◆ TESTO DELL'ESERCIZIO:
È Ida di Pawel Pawlikowski il Miglior Film Straniero premiato con l’Oscar. Una pellicola in bianco e nero che è stata candidata anche per la Miglior Fotografia, firmata da Lukasz Zal e Ryszard Lenczewski.
Già vincitore di cinque European Film Awards, del premio Fipresci a Toronto e del premio come Miglior Film al Festival di Londra, Ida è ambientato nella Polonia del 1962 e racconta la storia di Anna (Agata Trzebuchowska), una giovane orfana cresciuta tra le mura del convento dove sta per farsi suora, che poco prima di prendere i voti apprende di avere una parente ancora in vita, Wanda (Agata Kulesza), la sorella di sua madre. L’incontro tra le due donne segna l’inizio di un viaggio alla scoperta l’una dell’altra, ma anche dei segreti del loro passato.
Anna scopre infatti di essere ebrea: il suo vero nome è Ida, e la rivelazione sulle sue origini la spinge a cercare le proprie radici e ad affrontare la verità sulla sua famiglia, insieme alla zia. All’apparenza diversissime, Ida e Wanda impareranno a conoscersi e forse a comprendersi: alla fine del viaggio, Ida si troverà a scegliere tra la religione che l’ha salvata durante l’occupazione nazista e la sua ritrovata identità nel mondo al di fuori del convento.
“Volevo stare alla larga dalla solita retorica che caratterizza il cinema polacco – spiega Pawlikowski – in Ida la Polonia è mostrata attraverso gli occhi di una ‘outsider’, filtrata dalla memoria e dalle emozioni personali, dai suoni e dalle immagini dell’infanzia”.
C’è infatti molto dell’infanzia del regista nella genesi del film: “Ida ha origini molteplici e le più interessanti probabilmente non sono del tutto consce. Diciamo che provengo da una famiglia piena di misteri e di contraddizioni e ho vissuto in varie forme di esilio per gran parte della mia vita. I temi dell’identità, della famiglia, dei legami di sangue, della fede, del senso di appartenenza e della storia sono sempre stati presenti nella mia vita”.
L’attrice Agata Trzebuchowska ha provato a spiegare chi sono per lei Anna e Ida: “Anna è una suora, un’orfana che non sa nulla delle sue origini. Ha trascorso tutta la vita in un convento e la sola cosa di cui le importa è la sua fede: l’unica vita che conosce è quella monastica. Non ho mai considerato Ida una persona distinta da Anna: per me è più che altro un punto di riferimento che mi permette di guardarmi da una prospettiva diversa. Forse Ida rappresenta la persona che avrei potuto essere, la vita che avrei potuto avere. Ida non mi permette solo di assaporare il mondo “reale”, pieno di agonia e di estasi, ma anche di trovare conferma o mettere alla prova la decisione che alla fine prenderò”.
«Ida è un film sull’identità, la famiglia, la fede, il senso di colpa, il socialismo e la musica. È un film sulla storia ma non è un film storico, è un film con una morale ma senza lezioni da impartire: volevo raccontare una storia in cui “ciascuno ha le sue ragioni”, una storia più vicina alla poesia che alla prosa”.

◆ COSA FARE: Secondo il testo sul film Ida, in quale luogo e in quale anno è ambientata la storia?

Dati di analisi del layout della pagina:
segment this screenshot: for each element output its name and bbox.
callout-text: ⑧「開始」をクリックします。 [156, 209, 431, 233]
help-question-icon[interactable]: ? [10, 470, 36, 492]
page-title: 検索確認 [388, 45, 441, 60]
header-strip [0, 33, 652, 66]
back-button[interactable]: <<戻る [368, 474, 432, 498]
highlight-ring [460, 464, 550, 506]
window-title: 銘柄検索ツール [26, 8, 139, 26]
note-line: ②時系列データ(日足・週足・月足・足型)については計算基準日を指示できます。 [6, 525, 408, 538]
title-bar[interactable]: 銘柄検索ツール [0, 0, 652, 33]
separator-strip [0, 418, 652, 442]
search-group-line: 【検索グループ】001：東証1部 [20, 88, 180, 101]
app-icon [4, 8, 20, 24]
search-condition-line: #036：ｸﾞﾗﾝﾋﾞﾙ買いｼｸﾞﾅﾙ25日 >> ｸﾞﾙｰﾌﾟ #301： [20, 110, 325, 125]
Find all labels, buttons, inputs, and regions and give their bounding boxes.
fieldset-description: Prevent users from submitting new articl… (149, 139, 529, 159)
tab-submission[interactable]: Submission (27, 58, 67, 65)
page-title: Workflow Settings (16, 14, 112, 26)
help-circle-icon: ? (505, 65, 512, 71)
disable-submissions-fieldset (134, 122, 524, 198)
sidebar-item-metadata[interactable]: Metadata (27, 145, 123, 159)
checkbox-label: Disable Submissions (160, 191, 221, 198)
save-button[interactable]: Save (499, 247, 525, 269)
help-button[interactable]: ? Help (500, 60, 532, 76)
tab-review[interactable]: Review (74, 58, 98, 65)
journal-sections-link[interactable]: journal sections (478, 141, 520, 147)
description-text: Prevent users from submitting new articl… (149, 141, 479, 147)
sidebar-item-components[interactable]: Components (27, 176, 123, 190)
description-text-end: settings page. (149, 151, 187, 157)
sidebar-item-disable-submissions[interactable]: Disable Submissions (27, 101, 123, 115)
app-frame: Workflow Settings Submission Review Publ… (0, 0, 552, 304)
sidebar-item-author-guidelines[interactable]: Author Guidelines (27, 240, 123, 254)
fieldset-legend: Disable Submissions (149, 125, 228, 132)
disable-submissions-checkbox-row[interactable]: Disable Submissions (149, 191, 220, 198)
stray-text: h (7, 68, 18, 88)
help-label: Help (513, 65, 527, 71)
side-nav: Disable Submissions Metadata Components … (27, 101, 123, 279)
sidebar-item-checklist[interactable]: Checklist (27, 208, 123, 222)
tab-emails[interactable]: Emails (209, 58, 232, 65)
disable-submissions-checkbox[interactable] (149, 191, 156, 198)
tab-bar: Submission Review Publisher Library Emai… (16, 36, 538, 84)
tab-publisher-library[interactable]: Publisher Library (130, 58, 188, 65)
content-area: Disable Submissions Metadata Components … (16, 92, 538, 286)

◆ SOLUZIONE: Nella Polonia del 1962.